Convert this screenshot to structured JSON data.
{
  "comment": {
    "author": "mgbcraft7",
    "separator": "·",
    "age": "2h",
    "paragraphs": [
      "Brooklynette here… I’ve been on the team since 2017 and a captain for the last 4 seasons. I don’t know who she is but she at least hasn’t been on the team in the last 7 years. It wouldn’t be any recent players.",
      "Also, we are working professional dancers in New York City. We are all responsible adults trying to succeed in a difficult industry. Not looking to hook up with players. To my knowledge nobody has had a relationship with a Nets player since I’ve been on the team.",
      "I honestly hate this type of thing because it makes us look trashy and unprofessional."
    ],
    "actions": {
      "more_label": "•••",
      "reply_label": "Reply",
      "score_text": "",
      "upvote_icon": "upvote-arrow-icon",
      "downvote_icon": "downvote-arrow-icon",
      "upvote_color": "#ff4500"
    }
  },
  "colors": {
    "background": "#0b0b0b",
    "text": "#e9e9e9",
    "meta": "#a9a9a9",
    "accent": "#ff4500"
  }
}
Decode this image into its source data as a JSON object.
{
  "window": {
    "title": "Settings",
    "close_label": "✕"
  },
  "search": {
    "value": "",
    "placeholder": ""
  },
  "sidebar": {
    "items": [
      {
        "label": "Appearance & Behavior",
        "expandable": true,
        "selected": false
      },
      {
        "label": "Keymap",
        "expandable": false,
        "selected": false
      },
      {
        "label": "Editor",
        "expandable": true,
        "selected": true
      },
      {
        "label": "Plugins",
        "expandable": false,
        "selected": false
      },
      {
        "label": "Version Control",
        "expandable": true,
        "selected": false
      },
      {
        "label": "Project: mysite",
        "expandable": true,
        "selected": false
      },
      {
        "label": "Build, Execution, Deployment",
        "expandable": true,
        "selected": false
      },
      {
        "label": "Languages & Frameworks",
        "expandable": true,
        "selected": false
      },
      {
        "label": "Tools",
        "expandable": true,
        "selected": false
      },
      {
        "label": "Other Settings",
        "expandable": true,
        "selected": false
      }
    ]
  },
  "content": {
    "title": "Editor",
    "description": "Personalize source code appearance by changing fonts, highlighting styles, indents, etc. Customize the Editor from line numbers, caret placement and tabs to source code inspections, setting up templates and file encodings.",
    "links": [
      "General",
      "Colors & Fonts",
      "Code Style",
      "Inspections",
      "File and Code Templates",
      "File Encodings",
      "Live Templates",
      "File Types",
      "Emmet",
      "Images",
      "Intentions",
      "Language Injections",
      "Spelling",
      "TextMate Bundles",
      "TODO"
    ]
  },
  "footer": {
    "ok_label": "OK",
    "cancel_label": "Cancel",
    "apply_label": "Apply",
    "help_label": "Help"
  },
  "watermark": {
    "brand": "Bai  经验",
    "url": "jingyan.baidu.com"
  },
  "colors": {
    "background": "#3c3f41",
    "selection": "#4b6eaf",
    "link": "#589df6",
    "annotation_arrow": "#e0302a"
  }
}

OBJECTIVE
Every record shown above must be echoed exactly.

FINAL RESULT
Convert this screenshot to structured JSON data.
{
  "comment": {
    "author": "mgbcraft7",
    "separator": "·",
    "age": "2h",
    "paragraphs": [
      "Brooklynette here… I’ve been on the team since 2017 and a captain for the last 4 seasons. I don’t know who she is but she at least hasn’t been on the team in the last 7 years. It wouldn’t be any recent players.",
      "Also, we are working professional dancers in New York City. We are all responsible adults trying to succeed in a difficult industry. Not looking to hook up with players. To my knowledge nobody has had a relationship with a Nets player since I’ve been on the team.",
      "I honestly hate this type of thing because it makes us look trashy and unprofessional."
    ],
    "actions": {
      "more_label": "•••",
      "reply_label": "Reply",
      "score_text": "",
      "upvote_icon": "upvote-arrow-icon",
      "downvote_icon": "downvote-arrow-icon",
      "upvote_color": "#ff4500"
    }
  },
  "colors": {
    "background": "#0b0b0b",
    "text": "#e9e9e9",
    "meta": "#a9a9a9",
    "accent": "#ff4500"
  }
}
Decode this image into its source data as a JSON object.
{
  "window": {
    "title": "Settings",
    "close_label": "✕"
  },
  "search": {
    "value": "",
    "placeholder": ""
  },
  "sidebar": {
    "items": [
      {
        "label": "Appearance & Behavior",
        "expandable": true,
        "selected": false
      },
      {
        "label": "Keymap",
        "expandable": false,
        "selected": false
      },
      {
        "label": "Editor",
        "expandable": true,
        "selected": true
      },
      {
        "label": "Plugins",
        "expandable": false,
        "selected": false
      },
      {
        "label": "Version Control",
        "expandable": true,
        "selected": false
      },
      {
        "label": "Project: mysite",
        "expandable": true,
        "selected": false
      },
      {
        "label": "Build, Execution, Deployment",
        "expandable": true,
        "selected": false
      },
      {
        "label": "Languages & Frameworks",
        "expandable": true,
        "selected": false
      },
      {
        "label": "Tools",
        "expandable": true,
        "selected": false
      },
      {
        "label": "Other Settings",
        "expandable": true,
        "selected": false
      }
    ]
  },
  "content": {
    "title": "Editor",
    "description": "Personalize source code appearance by changing fonts, highlighting styles, indents, etc. Customize the Editor from line numbers, caret placement and tabs to source code inspections, setting up templates and file encodings.",
    "links": [
      "General",
      "Colors & Fonts",
      "Code Style",
      "Inspections",
      "File and Code Templates",
      "File Encodings",
      "Live Templates",
      "File Types",
      "Emmet",
      "Images",
      "Intentions",
      "Language Injections",
      "Spelling",
      "TextMate Bundles",
      "TODO"
    ]
  },
  "footer": {
    "ok_label": "OK",
    "cancel_label": "Cancel",
    "apply_label": "Apply",
    "help_label": "Help"
  },
  "watermark": {
    "brand": "Bai  经验",
    "url": "jingyan.baidu.com"
  },
  "colors": {
    "background": "#3c3f41",
    "selection": "#4b6eaf",
    "link": "#589df6",
    "annotation_arrow": "#e0302a"
  }
}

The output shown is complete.